• **BRANO DEL DOCUMENTO**
************
In Italia sono le regioni del centro-sud ad avere i canili sempre pieni, perché gli animali di strada sono molti, sono storicamente più tollerati (e di conseguenza continuano a riprodursi) e gli stessi Comuni sono spesso latitanti nelle politiche di accalappiamento e sterilizzazione.
Per questo da tempo si registra il fenomeno delle «staffette» per portare i cani nelle regioni settentrionali, che in linea con il resto d’Europa hanno livelli bassi di randagismo e sono più propense alle adozioni.
Ma anche questo non basta e quindi ci si rivolge anche al canale estero per provare a dare una casa a questo esercito trovatelli.
“Secondo le nostre stime – dice ancora Clementoni – in questo momento sono almeno 200 i cani che potrebbero lasciare il canile diretti a nuove famiglie in Europa e che invece continuano a restare nei loro box».
************
• **ESTRATTO DEL DATASET**
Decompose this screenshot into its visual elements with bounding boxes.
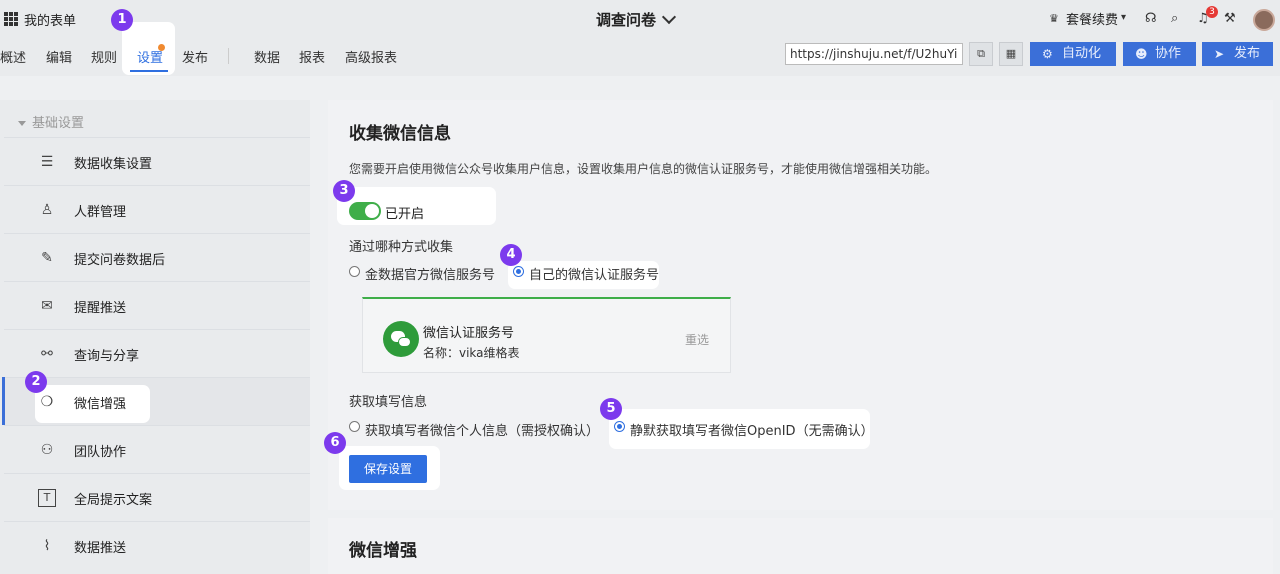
************
• **ATTIVITÀ PREVISTE**
#1 Riporti di nuovo, senza alcuna modifica, la parte del brano sul randagismo che comincia con «Per questo da» e prosegue fino a «questo esercito trovatelli.».
#2 Prosegua il brano sul randagismo, riprendendo subito dopo la sua ultima frase.
L'elenco non ha alcun ruolo in questo lavoro.

• **SOLUZIONI DEGLI ESERCIZI**
#1
Per questo da tempo si registra il fenomeno delle «staffette» per portare i cani nelle regioni settentrionali, che in linea con il resto d’Europa hanno livelli bassi di randagismo e sono più propense alle adozioni.
Ma anche questo non basta e quindi ci si rivolge anche al canale estero per provare a dare una casa a questo esercito trovatelli.

#2
Tra loro potrebbero esserci altri casi come quello di Ofelia.
«Per noi ancora oggi è un pugno nello stomaco che si rinnova ogni giorno – dicono ad Alfa OdV -, una ferita che non smette di fare male. Un dolore per noi volontari che l’abbiamo accudita in canile, per la sua nuova famiglia che non l’ha mai potuta conoscere, per tutti coloro che si sono adoperati per la sua adozione e hanno visto svanire il sogno di vederla in una casa. Libera, felice e amata”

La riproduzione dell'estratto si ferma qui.